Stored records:
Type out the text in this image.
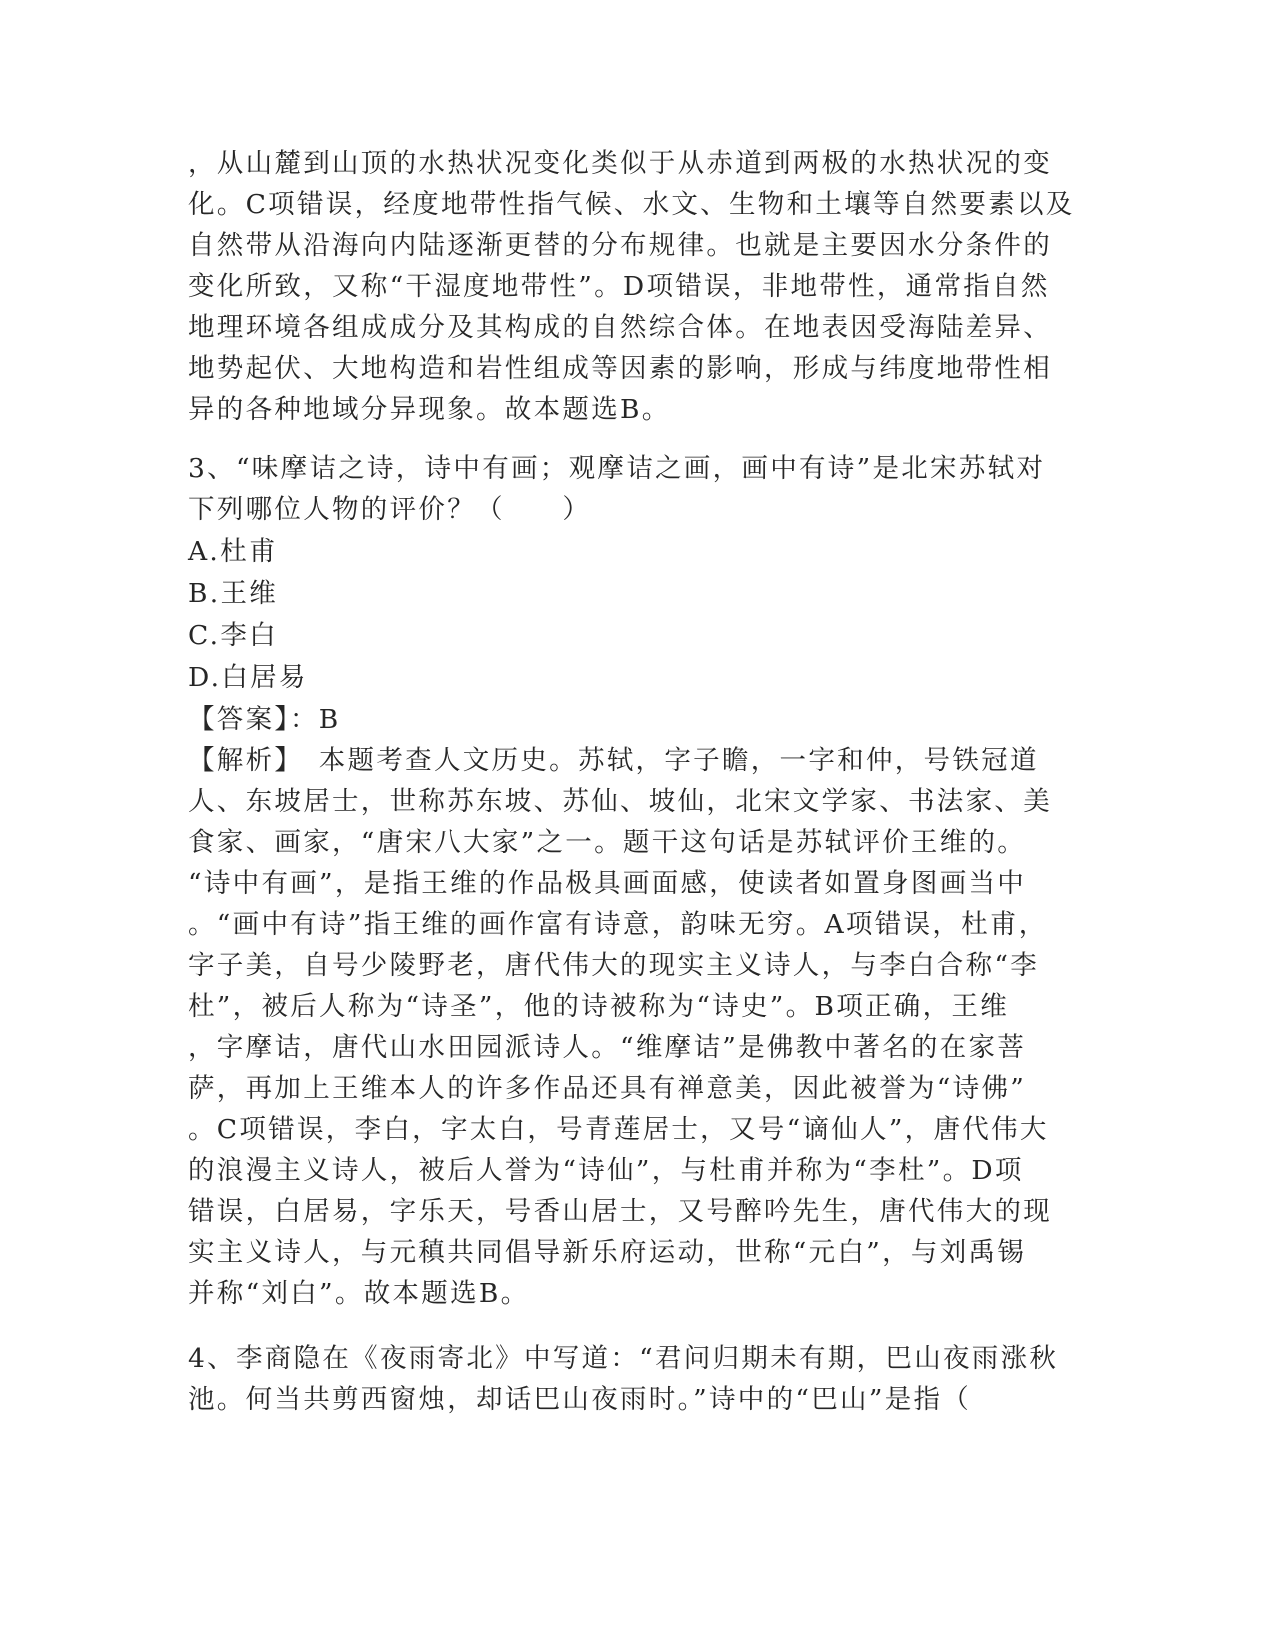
，从山麓到山顶的水热状况变化类似于从赤道到两极的水热状况的变
化。C项错误，经度地带性指气候、水文、生物和土壤等自然要素以及
自然带从沿海向内陆逐渐更替的分布规律。也就是主要因水分条件的
变化所致，又称“干湿度地带性”。D项错误，非地带性，通常指自然
地理环境各组成成分及其构成的自然综合体。在地表因受海陆差异、
地势起伏、大地构造和岩性组成等因素的影响，形成与纬度地带性相
异的各种地域分异现象。故本题选B。
3、“味摩诘之诗，诗中有画；观摩诘之画，画中有诗”是北宋苏轼对
下列哪位人物的评价？（　　）
A.杜甫
B.王维
C.李白
D.白居易
【答案】：B
【解析】　本题考查人文历史。苏轼，字子瞻，一字和仲，号铁冠道
人、东坡居士，世称苏东坡、苏仙、坡仙，北宋文学家、书法家、美
食家、画家，“唐宋八大家”之一。题干这句话是苏轼评价王维的。
“诗中有画”，是指王维的作品极具画面感，使读者如置身图画当中
。“画中有诗”指王维的画作富有诗意，韵味无穷。A项错误，杜甫，
字子美，自号少陵野老，唐代伟大的现实主义诗人，与李白合称“李
杜”，被后人称为“诗圣”，他的诗被称为“诗史”。B项正确，王维
，字摩诘，唐代山水田园派诗人。“维摩诘”是佛教中著名的在家菩
萨，再加上王维本人的许多作品还具有禅意美，因此被誉为“诗佛”
。C项错误，李白，字太白，号青莲居士，又号“谪仙人”，唐代伟大
的浪漫主义诗人，被后人誉为“诗仙”，与杜甫并称为“李杜”。D项
错误，白居易，字乐天，号香山居士，又号醉吟先生，唐代伟大的现
实主义诗人，与元稹共同倡导新乐府运动，世称“元白”，与刘禹锡
并称“刘白”。故本题选B。
4、李商隐在《夜雨寄北》中写道：“君问归期未有期，巴山夜雨涨秋
池。何当共剪西窗烛，却话巴山夜雨时。”诗中的“巴山”是指（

Exercise description: Every entry above should be duplicated exactly. Do not include the images.

Written answer:
Type out the text in this image.
，从山麓到山顶的水热状况变化类似于从赤道到两极的水热状况的变
化。C项错误，经度地带性指气候、水文、生物和土壤等自然要素以及
自然带从沿海向内陆逐渐更替的分布规律。也就是主要因水分条件的
变化所致，又称“干湿度地带性”。D项错误，非地带性，通常指自然
地理环境各组成成分及其构成的自然综合体。在地表因受海陆差异、
地势起伏、大地构造和岩性组成等因素的影响，形成与纬度地带性相
异的各种地域分异现象。故本题选B。
3、“味摩诘之诗，诗中有画；观摩诘之画，画中有诗”是北宋苏轼对
下列哪位人物的评价？（　　）
A.杜甫
B.王维
C.李白
D.白居易
【答案】：B
【解析】　本题考查人文历史。苏轼，字子瞻，一字和仲，号铁冠道
人、东坡居士，世称苏东坡、苏仙、坡仙，北宋文学家、书法家、美
食家、画家，“唐宋八大家”之一。题干这句话是苏轼评价王维的。
“诗中有画”，是指王维的作品极具画面感，使读者如置身图画当中
。“画中有诗”指王维的画作富有诗意，韵味无穷。A项错误，杜甫，
字子美，自号少陵野老，唐代伟大的现实主义诗人，与李白合称“李
杜”，被后人称为“诗圣”，他的诗被称为“诗史”。B项正确，王维
，字摩诘，唐代山水田园派诗人。“维摩诘”是佛教中著名的在家菩
萨，再加上王维本人的许多作品还具有禅意美，因此被誉为“诗佛”
。C项错误，李白，字太白，号青莲居士，又号“谪仙人”，唐代伟大
的浪漫主义诗人，被后人誉为“诗仙”，与杜甫并称为“李杜”。D项
错误，白居易，字乐天，号香山居士，又号醉吟先生，唐代伟大的现
实主义诗人，与元稹共同倡导新乐府运动，世称“元白”，与刘禹锡
并称“刘白”。故本题选B。
4、李商隐在《夜雨寄北》中写道：“君问归期未有期，巴山夜雨涨秋
池。何当共剪西窗烛，却话巴山夜雨时。”诗中的“巴山”是指（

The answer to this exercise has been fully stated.